→ Data shown
>>>

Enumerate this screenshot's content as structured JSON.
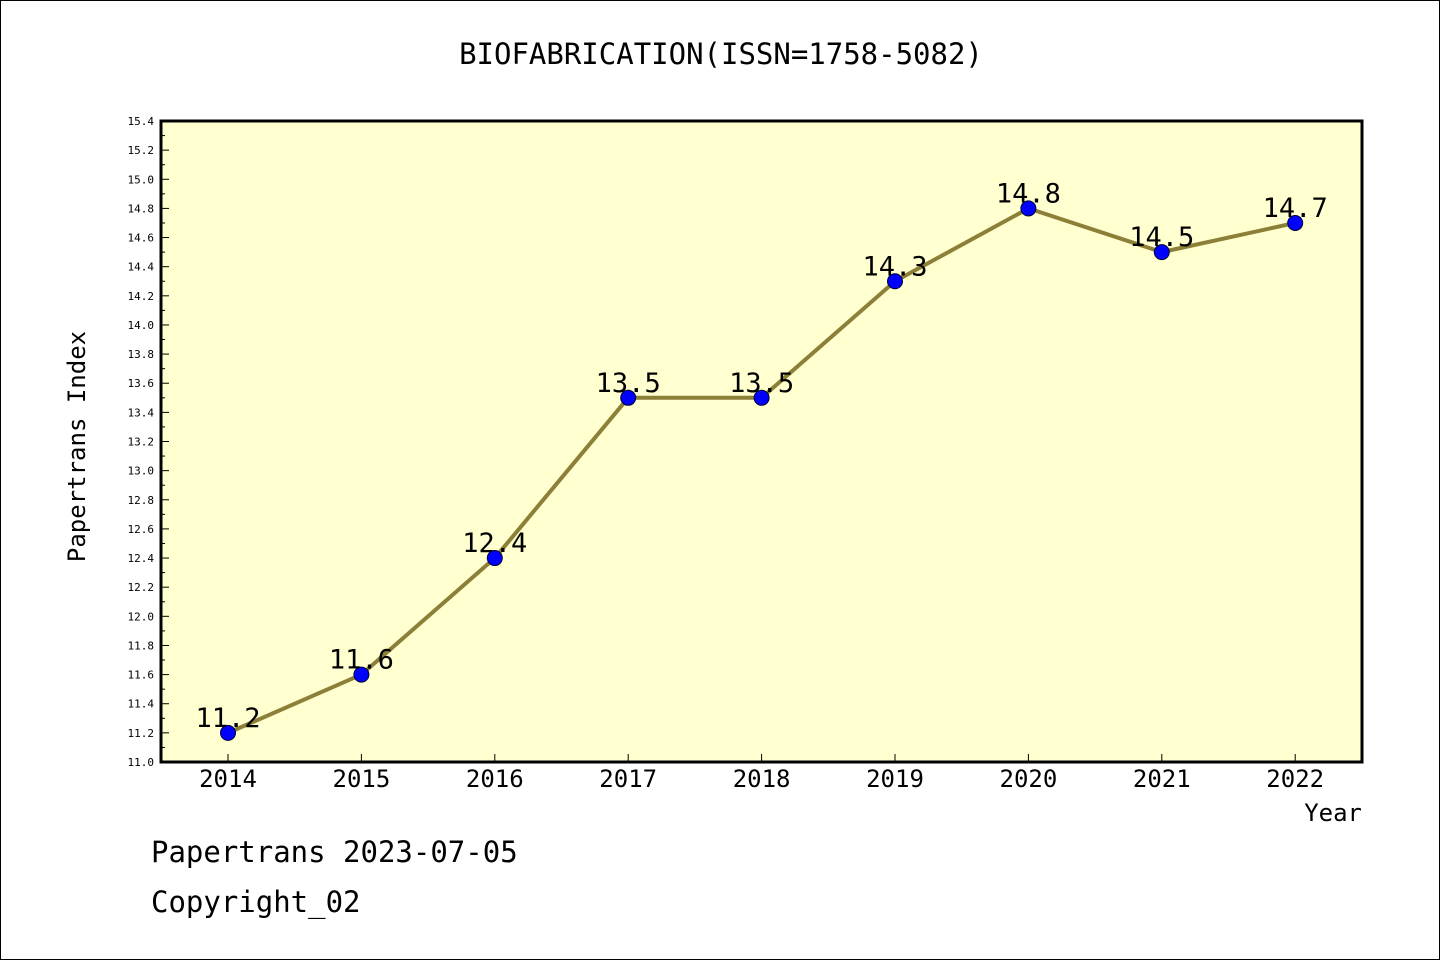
{
  "chart_data": {
    "type": "line",
    "title": "BIOFABRICATION(ISSN=1758-5082)",
    "xlabel": "Year",
    "ylabel": "Papertrans Index",
    "categories": [
      "2014",
      "2015",
      "2016",
      "2017",
      "2018",
      "2019",
      "2020",
      "2021",
      "2022"
    ],
    "series": [
      {
        "values": [
          11.2,
          11.6,
          12.4,
          13.5,
          13.5,
          14.3,
          14.8,
          14.5,
          14.7
        ],
        "data_labels": [
          "11.2",
          "11.6",
          "12.4",
          "13.5",
          "13.5",
          "14.3",
          "14.8",
          "14.5",
          "14.7"
        ]
      }
    ],
    "ylim": [
      11.0,
      15.4
    ],
    "yticks": [
      "11.0",
      "11.2",
      "11.4",
      "11.6",
      "11.8",
      "12.0",
      "12.2",
      "12.4",
      "12.6",
      "12.8",
      "13.0",
      "13.2",
      "13.4",
      "13.6",
      "13.8",
      "14.0",
      "14.2",
      "14.4",
      "14.6",
      "14.8",
      "15.0",
      "15.2",
      "15.4"
    ],
    "grid": false,
    "colors": {
      "plot_background": "#ffffd0",
      "line": "#8c7f37",
      "marker": "#0000ff"
    }
  },
  "footer": {
    "line1": "Papertrans 2023-07-05",
    "line2": "Copyright_02"
  }
}
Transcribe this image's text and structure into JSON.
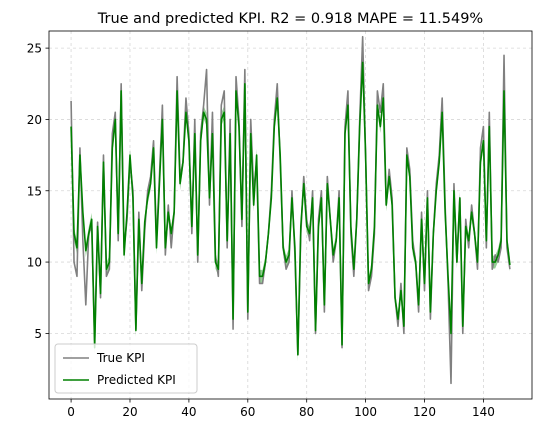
{
  "chart_data": {
    "type": "line",
    "title": "True and predicted KPI. R2 = 0.918 MAPE = 11.549%",
    "xlabel": "",
    "ylabel": "",
    "xlim": [
      -7.5,
      156.5
    ],
    "ylim": [
      0.4,
      26.2
    ],
    "xticks": [
      0,
      20,
      40,
      60,
      80,
      100,
      120,
      140
    ],
    "yticks": [
      5,
      10,
      15,
      20,
      25
    ],
    "grid": true,
    "legend_position": "lower-left",
    "colors": {
      "true": "#808080",
      "predicted": "#008000",
      "band": "#2ca02c"
    },
    "x": [
      0,
      1,
      2,
      3,
      4,
      5,
      6,
      7,
      8,
      9,
      10,
      11,
      12,
      13,
      14,
      15,
      16,
      17,
      18,
      19,
      20,
      21,
      22,
      23,
      24,
      25,
      26,
      27,
      28,
      29,
      30,
      31,
      32,
      33,
      34,
      35,
      36,
      37,
      38,
      39,
      40,
      41,
      42,
      43,
      44,
      45,
      46,
      47,
      48,
      49,
      50,
      51,
      52,
      53,
      54,
      55,
      56,
      57,
      58,
      59,
      60,
      61,
      62,
      63,
      64,
      65,
      66,
      67,
      68,
      69,
      70,
      71,
      72,
      73,
      74,
      75,
      76,
      77,
      78,
      79,
      80,
      81,
      82,
      83,
      84,
      85,
      86,
      87,
      88,
      89,
      90,
      91,
      92,
      93,
      94,
      95,
      96,
      97,
      98,
      99,
      100,
      101,
      102,
      103,
      104,
      105,
      106,
      107,
      108,
      109,
      110,
      111,
      112,
      113,
      114,
      115,
      116,
      117,
      118,
      119,
      120,
      121,
      122,
      123,
      124,
      125,
      126,
      127,
      128,
      129,
      130,
      131,
      132,
      133,
      134,
      135,
      136,
      137,
      138,
      139,
      140,
      141,
      142,
      143,
      144,
      145,
      146,
      147,
      148,
      149
    ],
    "series": [
      {
        "name": "True KPI",
        "values": [
          21.3,
          10.0,
          9.0,
          18.0,
          11.5,
          7.0,
          12.0,
          12.5,
          4.5,
          12.8,
          7.5,
          17.5,
          9.0,
          9.5,
          19.0,
          20.5,
          11.5,
          22.5,
          11.0,
          13.0,
          17.0,
          15.0,
          5.3,
          13.5,
          8.0,
          12.2,
          15.0,
          16.0,
          18.5,
          11.5,
          16.0,
          21.0,
          10.5,
          14.0,
          11.0,
          13.5,
          23.0,
          16.0,
          17.0,
          21.5,
          19.0,
          12.0,
          20.0,
          10.0,
          19.0,
          21.0,
          23.5,
          14.0,
          20.5,
          10.5,
          9.0,
          21.0,
          22.0,
          11.0,
          20.0,
          5.3,
          23.0,
          20.0,
          12.5,
          23.5,
          6.0,
          20.0,
          15.0,
          17.0,
          8.5,
          8.5,
          10.0,
          12.0,
          15.0,
          20.0,
          22.5,
          17.0,
          11.0,
          9.5,
          10.0,
          15.0,
          10.5,
          3.5,
          12.0,
          16.0,
          13.0,
          11.5,
          15.0,
          5.0,
          13.0,
          15.0,
          6.5,
          16.0,
          13.0,
          10.0,
          11.5,
          15.0,
          4.0,
          19.5,
          22.0,
          12.0,
          9.0,
          13.0,
          20.0,
          25.8,
          17.5,
          8.0,
          9.0,
          12.0,
          22.0,
          20.5,
          22.5,
          14.0,
          16.5,
          14.5,
          7.5,
          5.5,
          8.5,
          5.0,
          18.0,
          16.5,
          11.5,
          10.0,
          6.5,
          13.5,
          8.0,
          15.0,
          6.0,
          12.0,
          15.5,
          17.5,
          21.5,
          14.0,
          8.5,
          1.5,
          15.5,
          10.0,
          14.5,
          5.0,
          13.0,
          11.0,
          14.0,
          12.0,
          9.5,
          18.0,
          19.5,
          11.0,
          20.5,
          9.5,
          10.5,
          10.0,
          11.0,
          24.5,
          11.0,
          9.5
        ]
      },
      {
        "name": "Predicted KPI",
        "values": [
          19.5,
          12.0,
          11.0,
          17.5,
          13.5,
          10.8,
          12.0,
          13.0,
          4.0,
          12.5,
          7.8,
          17.0,
          9.5,
          10.0,
          18.0,
          20.0,
          12.0,
          22.0,
          10.5,
          13.5,
          17.5,
          14.5,
          5.2,
          13.0,
          8.5,
          12.8,
          14.5,
          15.5,
          18.0,
          11.0,
          15.5,
          20.0,
          11.0,
          13.5,
          12.0,
          13.5,
          22.0,
          15.5,
          17.0,
          20.5,
          18.5,
          12.5,
          19.0,
          10.5,
          18.5,
          20.5,
          20.0,
          14.5,
          19.0,
          10.0,
          9.5,
          20.0,
          20.5,
          11.5,
          19.0,
          6.0,
          22.0,
          19.5,
          13.0,
          22.5,
          6.5,
          19.0,
          14.0,
          17.5,
          9.0,
          9.0,
          10.0,
          12.0,
          14.5,
          19.5,
          21.5,
          17.5,
          11.0,
          10.0,
          10.5,
          14.5,
          11.0,
          3.5,
          12.5,
          15.5,
          12.5,
          12.0,
          14.5,
          5.2,
          12.5,
          14.5,
          7.0,
          15.5,
          13.0,
          10.5,
          11.5,
          14.5,
          4.2,
          19.0,
          21.0,
          12.5,
          9.5,
          13.0,
          19.5,
          24.0,
          17.5,
          8.5,
          9.5,
          12.5,
          21.0,
          19.5,
          21.5,
          14.0,
          16.0,
          14.0,
          7.5,
          6.0,
          8.0,
          5.5,
          17.5,
          16.0,
          11.0,
          10.0,
          7.0,
          13.0,
          8.5,
          14.5,
          6.5,
          12.0,
          15.0,
          17.0,
          20.5,
          13.5,
          9.0,
          5.0,
          15.0,
          10.0,
          14.5,
          5.5,
          12.5,
          11.5,
          13.5,
          12.0,
          10.0,
          17.0,
          18.5,
          11.5,
          19.5,
          10.0,
          10.0,
          10.5,
          11.5,
          22.0,
          11.5,
          9.8
        ]
      }
    ]
  }
}
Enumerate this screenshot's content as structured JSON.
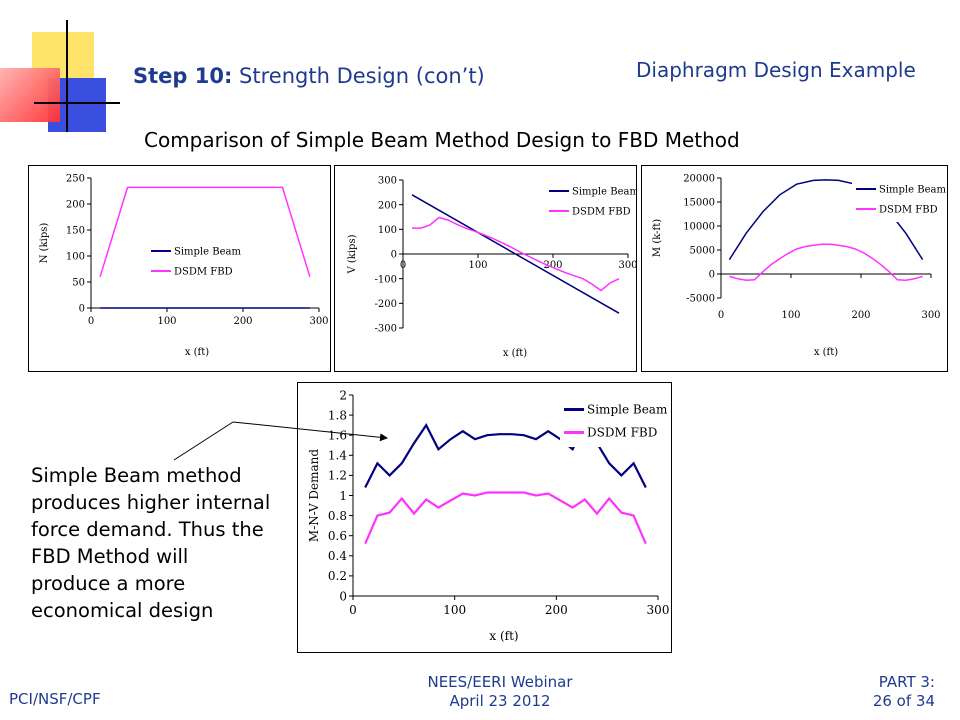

<<<

→ Written instruction
The material above must be printed exactly, with its pictures left out.

→ Answer to this exercise
Enumerate this screenshot's content as structured JSON.
{
  "chart_data": {
    "type": "line",
    "title": "BIOFABRICATION(ISSN=1758-5082)",
    "xlabel": "Year",
    "ylabel": "Papertrans Index",
    "categories": [
      "2014",
      "2015",
      "2016",
      "2017",
      "2018",
      "2019",
      "2020",
      "2021",
      "2022"
    ],
    "series": [
      {
        "values": [
          11.2,
          11.6,
          12.4,
          13.5,
          13.5,
          14.3,
          14.8,
          14.5,
          14.7
        ],
        "data_labels": [
          "11.2",
          "11.6",
          "12.4",
          "13.5",
          "13.5",
          "14.3",
          "14.8",
          "14.5",
          "14.7"
        ]
      }
    ],
    "ylim": [
      11.0,
      15.4
    ],
    "yticks": [
      "11.0",
      "11.2",
      "11.4",
      "11.6",
      "11.8",
      "12.0",
      "12.2",
      "12.4",
      "12.6",
      "12.8",
      "13.0",
      "13.2",
      "13.4",
      "13.6",
      "13.8",
      "14.0",
      "14.2",
      "14.4",
      "14.6",
      "14.8",
      "15.0",
      "15.2",
      "15.4"
    ],
    "grid": false,
    "colors": {
      "plot_background": "#ffffd0",
      "line": "#8c7f37",
      "marker": "#0000ff"
    }
  },
  "footer": {
    "line1": "Papertrans 2023-07-05",
    "line2": "Copyright_02"
  }
}
Transcribe this image's text and structure into JSON.
{
  "chart_data": {
    "type": "line",
    "title": "True and predicted KPI. R2 = 0.918 MAPE = 11.549%",
    "xlabel": "",
    "ylabel": "",
    "xlim": [
      -7.5,
      156.5
    ],
    "ylim": [
      0.4,
      26.2
    ],
    "xticks": [
      0,
      20,
      40,
      60,
      80,
      100,
      120,
      140
    ],
    "yticks": [
      5,
      10,
      15,
      20,
      25
    ],
    "grid": true,
    "legend_position": "lower-left",
    "colors": {
      "true": "#808080",
      "predicted": "#008000",
      "band": "#2ca02c"
    },
    "x": [
      0,
      1,
      2,
      3,
      4,
      5,
      6,
      7,
      8,
      9,
      10,
      11,
      12,
      13,
      14,
      15,
      16,
      17,
      18,
      19,
      20,
      21,
      22,
      23,
      24,
      25,
      26,
      27,
      28,
      29,
      30,
      31,
      32,
      33,
      34,
      35,
      36,
      37,
      38,
      39,
      40,
      41,
      42,
      43,
      44,
      45,
      46,
      47,
      48,
      49,
      50,
      51,
      52,
      53,
      54,
      55,
      56,
      57,
      58,
      59,
      60,
      61,
      62,
      63,
      64,
      65,
      66,
      67,
      68,
      69,
      70,
      71,
      72,
      73,
      74,
      75,
      76,
      77,
      78,
      79,
      80,
      81,
      82,
      83,
      84,
      85,
      86,
      87,
      88,
      89,
      90,
      91,
      92,
      93,
      94,
      95,
      96,
      97,
      98,
      99,
      100,
      101,
      102,
      103,
      104,
      105,
      106,
      107,
      108,
      109,
      110,
      111,
      112,
      113,
      114,
      115,
      116,
      117,
      118,
      119,
      120,
      121,
      122,
      123,
      124,
      125,
      126,
      127,
      128,
      129,
      130,
      131,
      132,
      133,
      134,
      135,
      136,
      137,
      138,
      139,
      140,
      141,
      142,
      143,
      144,
      145,
      146,
      147,
      148,
      149
    ],
    "series": [
      {
        "name": "True KPI",
        "values": [
          21.3,
          10.0,
          9.0,
          18.0,
          11.5,
          7.0,
          12.0,
          12.5,
          4.5,
          12.8,
          7.5,
          17.5,
          9.0,
          9.5,
          19.0,
          20.5,
          11.5,
          22.5,
          11.0,
          13.0,
          17.0,
          15.0,
          5.3,
          13.5,
          8.0,
          12.2,
          15.0,
          16.0,
          18.5,
          11.5,
          16.0,
          21.0,
          10.5,
          14.0,
          11.0,
          13.5,
          23.0,
          16.0,
          17.0,
          21.5,
          19.0,
          12.0,
          20.0,
          10.0,
          19.0,
          21.0,
          23.5,
          14.0,
          20.5,
          10.5,
          9.0,
          21.0,
          22.0,
          11.0,
          20.0,
          5.3,
          23.0,
          20.0,
          12.5,
          23.5,
          6.0,
          20.0,
          15.0,
          17.0,
          8.5,
          8.5,
          10.0,
          12.0,
          15.0,
          20.0,
          22.5,
          17.0,
          11.0,
          9.5,
          10.0,
          15.0,
          10.5,
          3.5,
          12.0,
          16.0,
          13.0,
          11.5,
          15.0,
          5.0,
          13.0,
          15.0,
          6.5,
          16.0,
          13.0,
          10.0,
          11.5,
          15.0,
          4.0,
          19.5,
          22.0,
          12.0,
          9.0,
          13.0,
          20.0,
          25.8,
          17.5,
          8.0,
          9.0,
          12.0,
          22.0,
          20.5,
          22.5,
          14.0,
          16.5,
          14.5,
          7.5,
          5.5,
          8.5,
          5.0,
          18.0,
          16.5,
          11.5,
          10.0,
          6.5,
          13.5,
          8.0,
          15.0,
          6.0,
          12.0,
          15.5,
          17.5,
          21.5,
          14.0,
          8.5,
          1.5,
          15.5,
          10.0,
          14.5,
          5.0,
          13.0,
          11.0,
          14.0,
          12.0,
          9.5,
          18.0,
          19.5,
          11.0,
          20.5,
          9.5,
          10.5,
          10.0,
          11.0,
          24.5,
          11.0,
          9.5
        ]
      },
      {
        "name": "Predicted KPI",
        "values": [
          19.5,
          12.0,
          11.0,
          17.5,
          13.5,
          10.8,
          12.0,
          13.0,
          4.0,
          12.5,
          7.8,
          17.0,
          9.5,
          10.0,
          18.0,
          20.0,
          12.0,
          22.0,
          10.5,
          13.5,
          17.5,
          14.5,
          5.2,
          13.0,
          8.5,
          12.8,
          14.5,
          15.5,
          18.0,
          11.0,
          15.5,
          20.0,
          11.0,
          13.5,
          12.0,
          13.5,
          22.0,
          15.5,
          17.0,
          20.5,
          18.5,
          12.5,
          19.0,
          10.5,
          18.5,
          20.5,
          20.0,
          14.5,
          19.0,
          10.0,
          9.5,
          20.0,
          20.5,
          11.5,
          19.0,
          6.0,
          22.0,
          19.5,
          13.0,
          22.5,
          6.5,
          19.0,
          14.0,
          17.5,
          9.0,
          9.0,
          10.0,
          12.0,
          14.5,
          19.5,
          21.5,
          17.5,
          11.0,
          10.0,
          10.5,
          14.5,
          11.0,
          3.5,
          12.5,
          15.5,
          12.5,
          12.0,
          14.5,
          5.2,
          12.5,
          14.5,
          7.0,
          15.5,
          13.0,
          10.5,
          11.5,
          14.5,
          4.2,
          19.0,
          21.0,
          12.5,
          9.5,
          13.0,
          19.5,
          24.0,
          17.5,
          8.5,
          9.5,
          12.5,
          21.0,
          19.5,
          21.5,
          14.0,
          16.0,
          14.0,
          7.5,
          6.0,
          8.0,
          5.5,
          17.5,
          16.0,
          11.0,
          10.0,
          7.0,
          13.0,
          8.5,
          14.5,
          6.5,
          12.0,
          15.0,
          17.0,
          20.5,
          13.5,
          9.0,
          5.0,
          15.0,
          10.0,
          14.5,
          5.5,
          12.5,
          11.5,
          13.5,
          12.0,
          10.0,
          17.0,
          18.5,
          11.5,
          19.5,
          10.0,
          10.0,
          10.5,
          11.5,
          22.0,
          11.5,
          9.8
        ]
      }
    ]
  }
}
Enumerate this screenshot's content as structured JSON.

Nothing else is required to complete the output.